--- PROBLEM REQUIREMENTS ---
Copy each line that contains the word "this".

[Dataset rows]
****************
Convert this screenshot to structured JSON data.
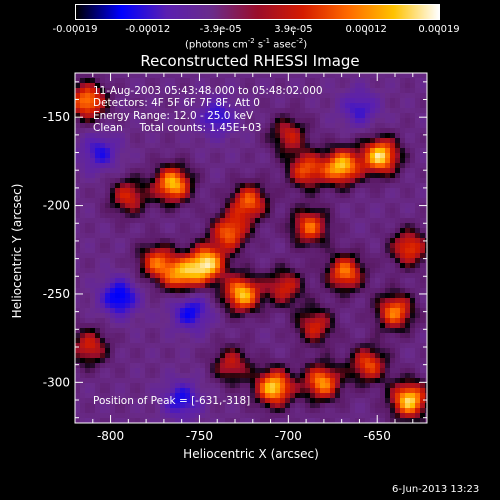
{
  "colorbar": {
    "tick_labels": [
      "-0.00019",
      "-0.00012",
      "-3.9e-05",
      "3.9e-05",
      "0.00012",
      "0.00019"
    ],
    "units_text": "(photons cm",
    "units_sup1": "-2",
    "units_mid": " s",
    "units_sup2": "-1",
    "units_mid2": " asec",
    "units_sup3": "-2",
    "units_end": ")",
    "gradient_colors": [
      "#000000",
      "#0000ff",
      "#5a1fb0",
      "#6a2b8a",
      "#9a0d2a",
      "#d41b00",
      "#ff6a00",
      "#ffc200",
      "#ffffff"
    ]
  },
  "chart_data": {
    "type": "heatmap",
    "title": "Reconstructed RHESSI Image",
    "xlabel": "Heliocentric X (arcsec)",
    "ylabel": "Heliocentric Y (arcsec)",
    "xlim": [
      -820,
      -622
    ],
    "ylim": [
      -323,
      -125
    ],
    "xticks": [
      -800,
      -750,
      -700,
      -650
    ],
    "yticks": [
      -150,
      -200,
      -250,
      -300
    ],
    "xtick_labels": [
      "-800",
      "-750",
      "-700",
      "-650"
    ],
    "ytick_labels": [
      "-150",
      "-200",
      "-250",
      "-300"
    ],
    "annotations": [
      "11-Aug-2003 05:43:48.000 to 05:48:02.000",
      "Detectors: 4F 5F 6F 7F 8F, Att 0",
      "Energy Range: 12.0 - 25.0 keV",
      "Clean     Total counts: 1.45E+03"
    ],
    "peak_label": "Position of Peak = [-631,-318]",
    "colorbar_range": [
      -0.00019,
      0.00019
    ],
    "blobs": [
      {
        "x": -813,
        "y": -141,
        "v": 0.85
      },
      {
        "x": -765,
        "y": -188,
        "v": 0.95
      },
      {
        "x": -790,
        "y": -195,
        "v": 0.6
      },
      {
        "x": -774,
        "y": -232,
        "v": 0.7
      },
      {
        "x": -760,
        "y": -240,
        "v": 0.75
      },
      {
        "x": -700,
        "y": -160,
        "v": 0.55
      },
      {
        "x": -690,
        "y": -180,
        "v": 0.7
      },
      {
        "x": -670,
        "y": -178,
        "v": 0.95
      },
      {
        "x": -648,
        "y": -172,
        "v": 1.0
      },
      {
        "x": -722,
        "y": -198,
        "v": 0.75
      },
      {
        "x": -733,
        "y": -215,
        "v": 0.75
      },
      {
        "x": -746,
        "y": -233,
        "v": 1.0
      },
      {
        "x": -726,
        "y": -250,
        "v": 0.95
      },
      {
        "x": -702,
        "y": -246,
        "v": 0.6
      },
      {
        "x": -688,
        "y": -212,
        "v": 0.75
      },
      {
        "x": -668,
        "y": -238,
        "v": 0.8
      },
      {
        "x": -632,
        "y": -224,
        "v": 0.7
      },
      {
        "x": -640,
        "y": -260,
        "v": 0.8
      },
      {
        "x": -685,
        "y": -268,
        "v": 0.6
      },
      {
        "x": -812,
        "y": -280,
        "v": 0.6
      },
      {
        "x": -732,
        "y": -290,
        "v": 0.55
      },
      {
        "x": -708,
        "y": -303,
        "v": 1.0
      },
      {
        "x": -681,
        "y": -300,
        "v": 0.85
      },
      {
        "x": -655,
        "y": -290,
        "v": 0.7
      },
      {
        "x": -632,
        "y": -310,
        "v": 1.0
      },
      {
        "x": -795,
        "y": -252,
        "v": -0.7
      },
      {
        "x": -755,
        "y": -260,
        "v": -0.6
      },
      {
        "x": -806,
        "y": -170,
        "v": -0.5
      },
      {
        "x": -740,
        "y": -150,
        "v": -0.5
      },
      {
        "x": -760,
        "y": -310,
        "v": -0.55
      },
      {
        "x": -660,
        "y": -145,
        "v": -0.45
      }
    ]
  },
  "footer": {
    "date": "6-Jun-2013 13:23"
  }
}
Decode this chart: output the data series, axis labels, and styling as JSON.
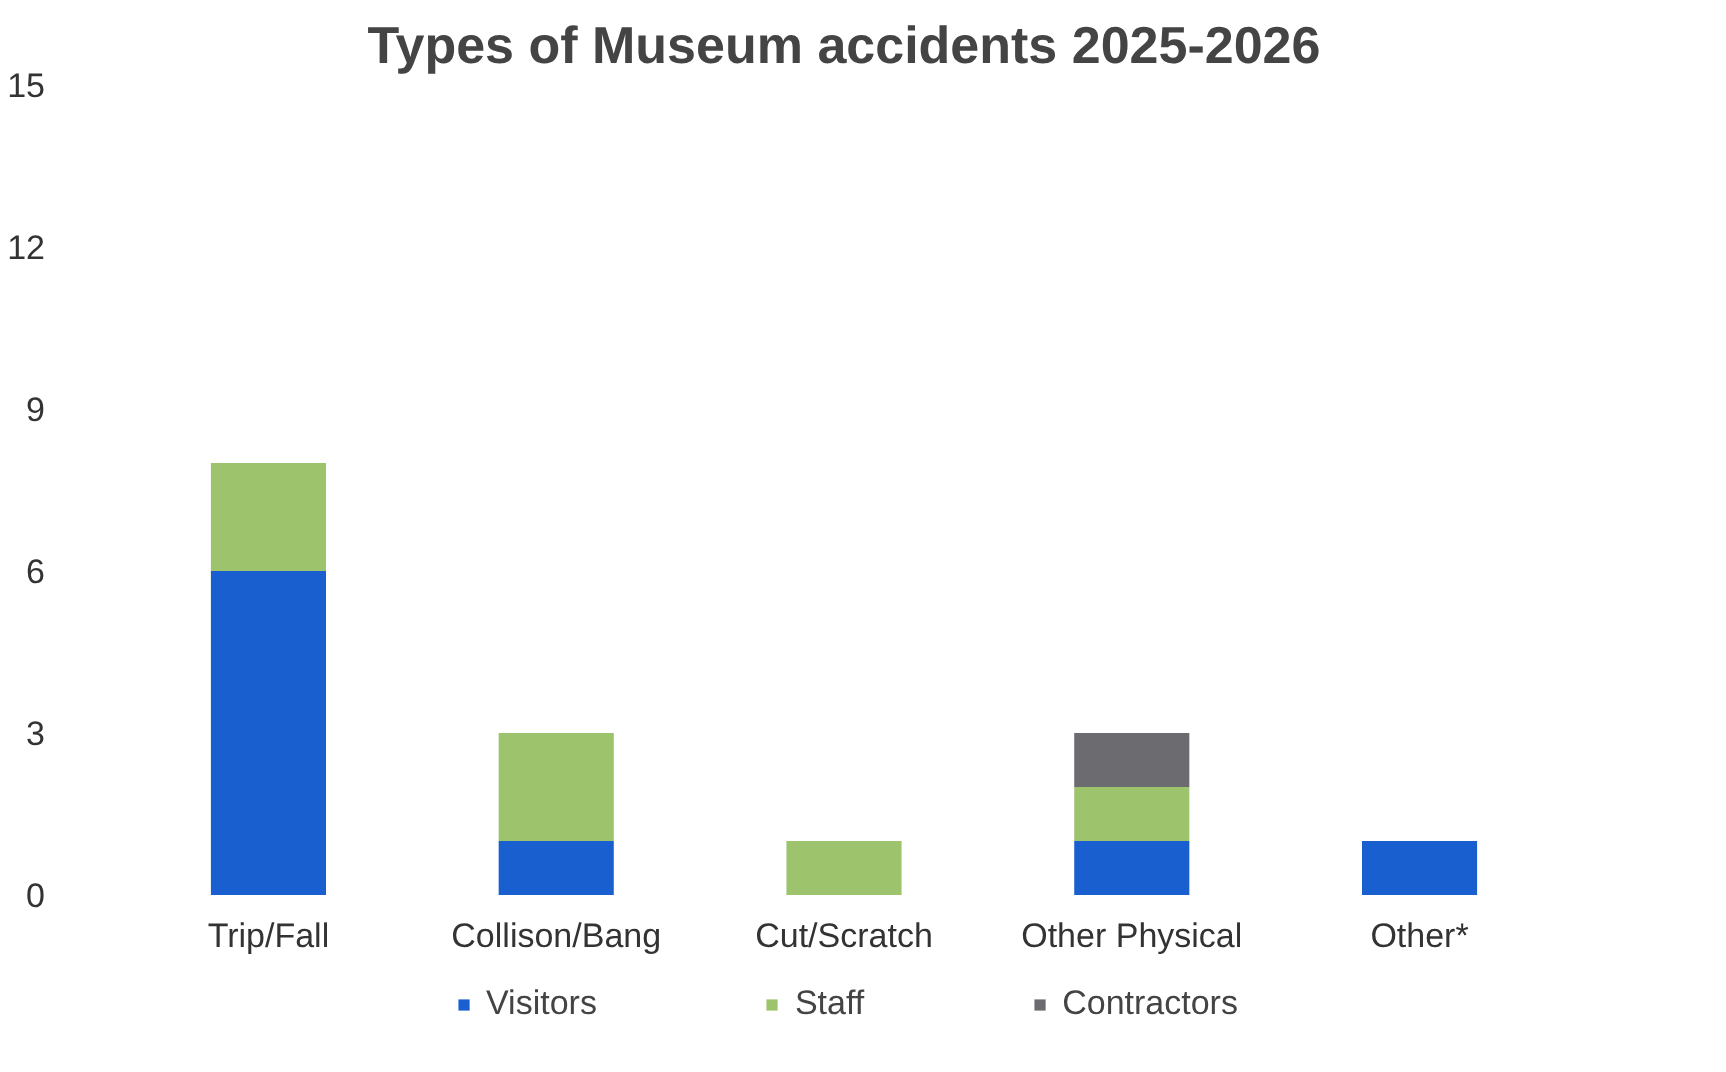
{
  "chart_data": {
    "type": "bar",
    "title": "Types of Museum accidents 2025-2026",
    "categories": [
      "Trip/Fall",
      "Collison/Bang",
      "Cut/Scratch",
      "Other Physical",
      "Other*"
    ],
    "stacked": true,
    "series": [
      {
        "name": "Visitors",
        "color": "#1a5fd0",
        "values": [
          6,
          1,
          0,
          1,
          1
        ]
      },
      {
        "name": "Staff",
        "color": "#9dc36c",
        "values": [
          2,
          2,
          1,
          1,
          0
        ]
      },
      {
        "name": "Contractors",
        "color": "#6b6b70",
        "values": [
          0,
          0,
          0,
          1,
          0
        ]
      }
    ],
    "ylim": [
      0,
      15
    ],
    "yticks": [
      0,
      3,
      6,
      9,
      12,
      15
    ],
    "grid": false,
    "legend": "bottom"
  }
}
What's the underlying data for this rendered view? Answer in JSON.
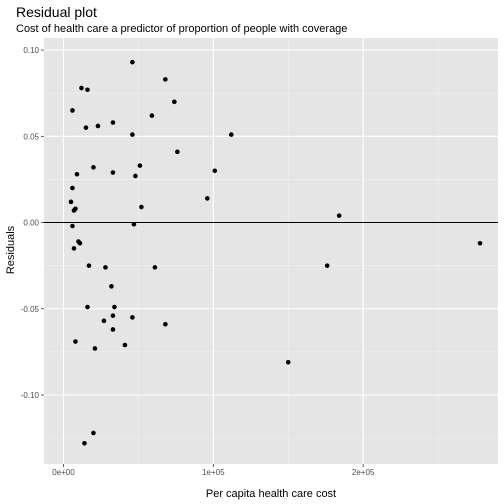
{
  "chart_data": {
    "type": "scatter",
    "title": "Residual plot",
    "subtitle": "Cost of health care a predictor of proportion of people with coverage",
    "xlabel": "Per capita health care cost",
    "ylabel": "Residuals",
    "xlim": [
      -13000,
      290000
    ],
    "ylim": [
      -0.14,
      0.107
    ],
    "x_ticks": [
      0,
      100000,
      200000
    ],
    "x_tick_labels": [
      "0e+00",
      "1e+05",
      "2e+05"
    ],
    "y_ticks": [
      -0.1,
      -0.05,
      0,
      0.05,
      0.1
    ],
    "y_tick_labels": [
      "-0.10",
      "-0.05",
      "0.00",
      "0.05",
      "0.10"
    ],
    "reference_line": {
      "y": 0
    },
    "grid": true,
    "background": "#e5e5e5",
    "point_color": "#000000",
    "points": [
      {
        "x": 46000,
        "y": 0.093
      },
      {
        "x": 68000,
        "y": 0.083
      },
      {
        "x": 12000,
        "y": 0.078
      },
      {
        "x": 16000,
        "y": 0.077
      },
      {
        "x": 74000,
        "y": 0.07
      },
      {
        "x": 6000,
        "y": 0.065
      },
      {
        "x": 59000,
        "y": 0.062
      },
      {
        "x": 33000,
        "y": 0.058
      },
      {
        "x": 15000,
        "y": 0.055
      },
      {
        "x": 23000,
        "y": 0.056
      },
      {
        "x": 46000,
        "y": 0.051
      },
      {
        "x": 112000,
        "y": 0.051
      },
      {
        "x": 76000,
        "y": 0.041
      },
      {
        "x": 51000,
        "y": 0.033
      },
      {
        "x": 20000,
        "y": 0.032
      },
      {
        "x": 101000,
        "y": 0.03
      },
      {
        "x": 33000,
        "y": 0.029
      },
      {
        "x": 9000,
        "y": 0.028
      },
      {
        "x": 48000,
        "y": 0.027
      },
      {
        "x": 6000,
        "y": 0.02
      },
      {
        "x": 96000,
        "y": 0.014
      },
      {
        "x": 5000,
        "y": 0.012
      },
      {
        "x": 52000,
        "y": 0.009
      },
      {
        "x": 8000,
        "y": 0.008
      },
      {
        "x": 7000,
        "y": 0.007
      },
      {
        "x": 184000,
        "y": 0.004
      },
      {
        "x": 47000,
        "y": -0.001
      },
      {
        "x": 6000,
        "y": -0.002
      },
      {
        "x": 10000,
        "y": -0.011
      },
      {
        "x": 11000,
        "y": -0.012
      },
      {
        "x": 278000,
        "y": -0.012
      },
      {
        "x": 7000,
        "y": -0.015
      },
      {
        "x": 17000,
        "y": -0.025
      },
      {
        "x": 176000,
        "y": -0.025
      },
      {
        "x": 28000,
        "y": -0.026
      },
      {
        "x": 61000,
        "y": -0.026
      },
      {
        "x": 32000,
        "y": -0.037
      },
      {
        "x": 16000,
        "y": -0.049
      },
      {
        "x": 34000,
        "y": -0.049
      },
      {
        "x": 33000,
        "y": -0.054
      },
      {
        "x": 46000,
        "y": -0.055
      },
      {
        "x": 27000,
        "y": -0.057
      },
      {
        "x": 68000,
        "y": -0.059
      },
      {
        "x": 33000,
        "y": -0.062
      },
      {
        "x": 8000,
        "y": -0.069
      },
      {
        "x": 41000,
        "y": -0.071
      },
      {
        "x": 21000,
        "y": -0.073
      },
      {
        "x": 150000,
        "y": -0.081
      },
      {
        "x": 20000,
        "y": -0.122
      },
      {
        "x": 14000,
        "y": -0.128
      }
    ]
  }
}
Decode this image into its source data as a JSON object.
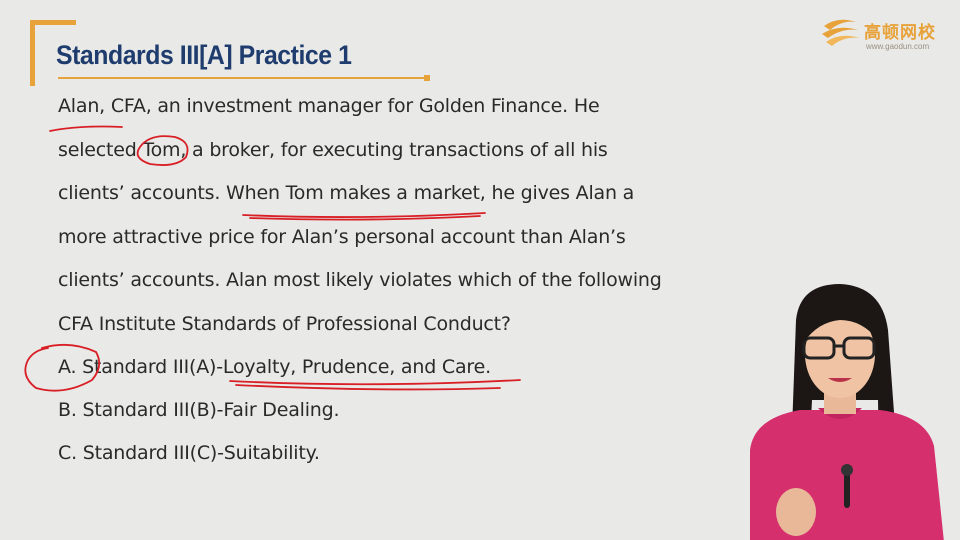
{
  "slide": {
    "title": "Standards III[A] Practice 1",
    "question_lines": [
      "Alan, CFA, an investment manager for Golden Finance. He",
      "selected Tom, a broker, for executing transactions of all his",
      "clients’ accounts. When Tom makes a market, he gives Alan a",
      "more attractive price for Alan’s personal account than Alan’s",
      "clients’ accounts. Alan most likely violates which of the following",
      "CFA Institute Standards of Professional Conduct?"
    ],
    "options": [
      "A. Standard III(A)-Loyalty, Prudence, and Care.",
      "B. Standard III(B)-Fair Dealing.",
      "C. Standard III(C)-Suitability."
    ]
  },
  "logo": {
    "name": "高顿网校",
    "url": "www.gaodun.com",
    "icon": "gaodun-logo-icon"
  },
  "colors": {
    "accent": "#e8a23a",
    "title": "#1f3c6e",
    "ink": "#d81f26",
    "text": "#2a2a2a",
    "background": "#e9e9e7",
    "presenter_top": "#d62f6e"
  },
  "presenter": {
    "icon": "presenter-video"
  }
}
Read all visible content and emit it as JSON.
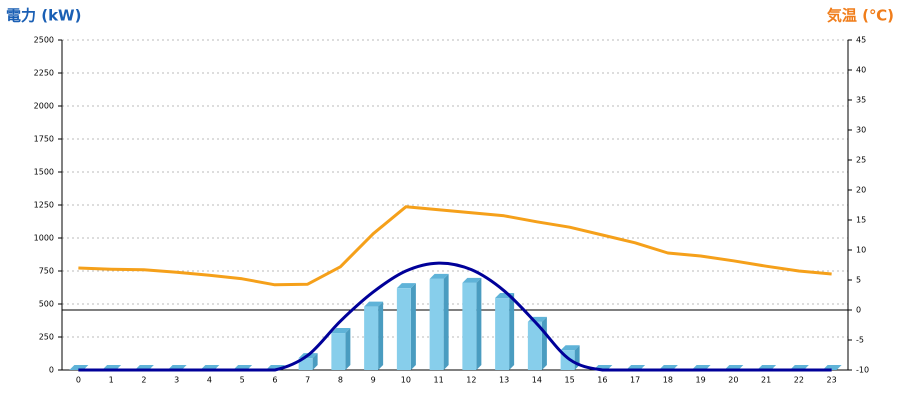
{
  "chart_data": {
    "type": "bar",
    "title": "電力 (kW)",
    "y2_title": "気温 (℃)",
    "categories": [
      "0",
      "1",
      "2",
      "3",
      "4",
      "5",
      "6",
      "7",
      "8",
      "9",
      "10",
      "11",
      "12",
      "13",
      "14",
      "15",
      "16",
      "17",
      "18",
      "19",
      "20",
      "21",
      "22",
      "23"
    ],
    "series": [
      {
        "type": "bar",
        "color": "#87ceeb",
        "values": [
          0,
          0,
          0,
          0,
          0,
          0,
          0,
          90,
          280,
          480,
          620,
          690,
          660,
          545,
          365,
          150,
          0,
          0,
          0,
          0,
          0,
          0,
          0,
          0
        ]
      },
      {
        "type": "line",
        "smooth": true,
        "color": "#000099",
        "values": [
          0,
          0,
          0,
          0,
          0,
          0,
          0,
          110,
          370,
          590,
          750,
          810,
          760,
          600,
          350,
          80,
          0,
          0,
          0,
          0,
          0,
          0,
          0,
          0
        ]
      },
      {
        "type": "line",
        "axis": "y2",
        "color": "#f5a01a",
        "values": [
          7,
          6.8,
          6.7,
          6.3,
          5.8,
          5.2,
          4.2,
          4.3,
          7.2,
          12.7,
          17.2,
          16.7,
          16.2,
          15.7,
          14.7,
          13.8,
          12.5,
          11.2,
          9.5,
          9,
          8.2,
          7.3,
          6.5,
          6
        ]
      }
    ],
    "ylim": [
      0,
      2500
    ],
    "yticks": [
      0,
      250,
      500,
      750,
      1000,
      1250,
      1500,
      1750,
      2000,
      2250,
      2500
    ],
    "y2lim": [
      -10,
      45
    ],
    "y2ticks": [
      -10,
      -5,
      0,
      5,
      10,
      15,
      20,
      25,
      30,
      35,
      40,
      45
    ],
    "grid": true,
    "y2_zero_line": true
  }
}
****************
--- COMPLETE OUTPUT ---
Convert this screenshot to structured JSON data.
Decode this chart: output the data series, axis labels, and styling as JSON.
What's the underlying data for this rendered view? Answer in JSON.
Decode this image into its source data as a JSON object.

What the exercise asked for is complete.